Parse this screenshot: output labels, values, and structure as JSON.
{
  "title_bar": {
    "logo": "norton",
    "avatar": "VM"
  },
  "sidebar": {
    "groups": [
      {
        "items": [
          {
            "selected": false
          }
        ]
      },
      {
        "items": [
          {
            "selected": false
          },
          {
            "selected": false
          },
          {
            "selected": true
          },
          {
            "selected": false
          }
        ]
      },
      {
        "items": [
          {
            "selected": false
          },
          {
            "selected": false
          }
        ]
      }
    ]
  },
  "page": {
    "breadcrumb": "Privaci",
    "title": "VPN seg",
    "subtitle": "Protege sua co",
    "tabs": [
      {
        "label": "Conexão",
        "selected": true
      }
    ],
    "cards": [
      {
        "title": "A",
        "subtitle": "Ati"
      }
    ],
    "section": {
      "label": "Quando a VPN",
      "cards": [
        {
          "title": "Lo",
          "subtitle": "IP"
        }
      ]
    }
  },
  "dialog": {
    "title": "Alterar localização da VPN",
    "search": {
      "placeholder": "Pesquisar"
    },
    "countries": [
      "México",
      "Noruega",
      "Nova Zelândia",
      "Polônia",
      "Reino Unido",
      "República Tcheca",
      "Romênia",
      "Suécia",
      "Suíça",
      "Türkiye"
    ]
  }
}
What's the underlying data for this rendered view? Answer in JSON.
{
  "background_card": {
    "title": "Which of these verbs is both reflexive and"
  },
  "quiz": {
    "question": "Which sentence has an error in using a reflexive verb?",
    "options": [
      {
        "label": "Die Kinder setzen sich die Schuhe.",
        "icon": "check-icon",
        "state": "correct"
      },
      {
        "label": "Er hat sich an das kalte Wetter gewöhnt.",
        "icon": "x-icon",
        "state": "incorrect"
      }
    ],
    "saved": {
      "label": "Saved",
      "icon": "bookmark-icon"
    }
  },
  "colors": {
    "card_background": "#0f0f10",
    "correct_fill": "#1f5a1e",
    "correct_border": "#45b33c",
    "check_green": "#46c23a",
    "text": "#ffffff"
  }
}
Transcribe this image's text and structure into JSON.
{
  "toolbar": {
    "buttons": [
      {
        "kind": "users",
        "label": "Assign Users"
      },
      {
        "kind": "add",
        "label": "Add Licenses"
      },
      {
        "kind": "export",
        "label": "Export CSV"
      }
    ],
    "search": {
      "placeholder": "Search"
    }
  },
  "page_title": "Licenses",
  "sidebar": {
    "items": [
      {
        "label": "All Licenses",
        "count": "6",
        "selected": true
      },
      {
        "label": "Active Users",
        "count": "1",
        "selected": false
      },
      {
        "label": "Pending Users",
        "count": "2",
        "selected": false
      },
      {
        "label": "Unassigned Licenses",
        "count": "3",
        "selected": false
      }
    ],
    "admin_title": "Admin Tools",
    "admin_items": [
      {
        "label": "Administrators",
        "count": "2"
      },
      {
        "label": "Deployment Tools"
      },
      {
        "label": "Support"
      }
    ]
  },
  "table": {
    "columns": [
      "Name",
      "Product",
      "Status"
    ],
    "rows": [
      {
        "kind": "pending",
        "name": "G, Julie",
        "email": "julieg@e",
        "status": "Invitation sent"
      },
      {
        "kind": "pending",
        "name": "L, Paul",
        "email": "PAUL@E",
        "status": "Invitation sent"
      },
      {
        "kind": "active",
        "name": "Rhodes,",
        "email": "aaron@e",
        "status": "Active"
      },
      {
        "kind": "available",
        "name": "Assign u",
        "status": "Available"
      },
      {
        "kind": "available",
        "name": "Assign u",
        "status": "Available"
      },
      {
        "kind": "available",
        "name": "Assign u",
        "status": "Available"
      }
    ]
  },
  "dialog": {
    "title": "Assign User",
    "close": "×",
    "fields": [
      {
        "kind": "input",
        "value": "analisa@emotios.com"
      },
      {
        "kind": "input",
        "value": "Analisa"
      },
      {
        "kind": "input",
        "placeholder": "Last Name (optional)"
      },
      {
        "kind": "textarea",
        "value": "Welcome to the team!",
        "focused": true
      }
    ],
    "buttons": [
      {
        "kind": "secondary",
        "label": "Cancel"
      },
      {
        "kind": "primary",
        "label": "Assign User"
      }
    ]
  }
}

##########

Challenge: Repeat the data in its entirety, character for character.

The completed task:
Parse this screenshot: output labels, values, and structure as JSON.
{
  "title_bar": {
    "logo": "norton",
    "avatar": "VM"
  },
  "sidebar": {
    "groups": [
      {
        "items": [
          {
            "selected": false
          }
        ]
      },
      {
        "items": [
          {
            "selected": false
          },
          {
            "selected": false
          },
          {
            "selected": true
          },
          {
            "selected": false
          }
        ]
      },
      {
        "items": [
          {
            "selected": false
          },
          {
            "selected": false
          }
        ]
      }
    ]
  },
  "page": {
    "breadcrumb": "Privaci",
    "title": "VPN seg",
    "subtitle": "Protege sua co",
    "tabs": [
      {
        "label": "Conexão",
        "selected": true
      }
    ],
    "cards": [
      {
        "title": "A",
        "subtitle": "Ati"
      }
    ],
    "section": {
      "label": "Quando a VPN",
      "cards": [
        {
          "title": "Lo",
          "subtitle": "IP"
        }
      ]
    }
  },
  "dialog": {
    "title": "Alterar localização da VPN",
    "search": {
      "placeholder": "Pesquisar"
    },
    "countries": [
      "México",
      "Noruega",
      "Nova Zelândia",
      "Polônia",
      "Reino Unido",
      "República Tcheca",
      "Romênia",
      "Suécia",
      "Suíça",
      "Türkiye"
    ]
  }
}
What's the underlying data for this rendered view? Answer in JSON.
{
  "background_card": {
    "title": "Which of these verbs is both reflexive and"
  },
  "quiz": {
    "question": "Which sentence has an error in using a reflexive verb?",
    "options": [
      {
        "label": "Die Kinder setzen sich die Schuhe.",
        "icon": "check-icon",
        "state": "correct"
      },
      {
        "label": "Er hat sich an das kalte Wetter gewöhnt.",
        "icon": "x-icon",
        "state": "incorrect"
      }
    ],
    "saved": {
      "label": "Saved",
      "icon": "bookmark-icon"
    }
  },
  "colors": {
    "card_background": "#0f0f10",
    "correct_fill": "#1f5a1e",
    "correct_border": "#45b33c",
    "check_green": "#46c23a",
    "text": "#ffffff"
  }
}
Transcribe this image's text and structure into JSON.
{
  "toolbar": {
    "buttons": [
      {
        "kind": "users",
        "label": "Assign Users"
      },
      {
        "kind": "add",
        "label": "Add Licenses"
      },
      {
        "kind": "export",
        "label": "Export CSV"
      }
    ],
    "search": {
      "placeholder": "Search"
    }
  },
  "page_title": "Licenses",
  "sidebar": {
    "items": [
      {
        "label": "All Licenses",
        "count": "6",
        "selected": true
      },
      {
        "label": "Active Users",
        "count": "1",
        "selected": false
      },
      {
        "label": "Pending Users",
        "count": "2",
        "selected": false
      },
      {
        "label": "Unassigned Licenses",
        "count": "3",
        "selected": false
      }
    ],
    "admin_title": "Admin Tools",
    "admin_items": [
      {
        "label": "Administrators",
        "count": "2"
      },
      {
        "label": "Deployment Tools"
      },
      {
        "label": "Support"
      }
    ]
  },
  "table": {
    "columns": [
      "Name",
      "Product",
      "Status"
    ],
    "rows": [
      {
        "kind": "pending",
        "name": "G, Julie",
        "email": "julieg@e",
        "status": "Invitation sent"
      },
      {
        "kind": "pending",
        "name": "L, Paul",
        "email": "PAUL@E",
        "status": "Invitation sent"
      },
      {
        "kind": "active",
        "name": "Rhodes,",
        "email": "aaron@e",
        "status": "Active"
      },
      {
        "kind": "available",
        "name": "Assign u",
        "status": "Available"
      },
      {
        "kind": "available",
        "name": "Assign u",
        "status": "Available"
      },
      {
        "kind": "available",
        "name": "Assign u",
        "status": "Available"
      }
    ]
  },
  "dialog": {
    "title": "Assign User",
    "close": "×",
    "fields": [
      {
        "kind": "input",
        "value": "analisa@emotios.com"
      },
      {
        "kind": "input",
        "value": "Analisa"
      },
      {
        "kind": "input",
        "placeholder": "Last Name (optional)"
      },
      {
        "kind": "textarea",
        "value": "Welcome to the team!",
        "focused": true
      }
    ],
    "buttons": [
      {
        "kind": "secondary",
        "label": "Cancel"
      },
      {
        "kind": "primary",
        "label": "Assign User"
      }
    ]
  }
}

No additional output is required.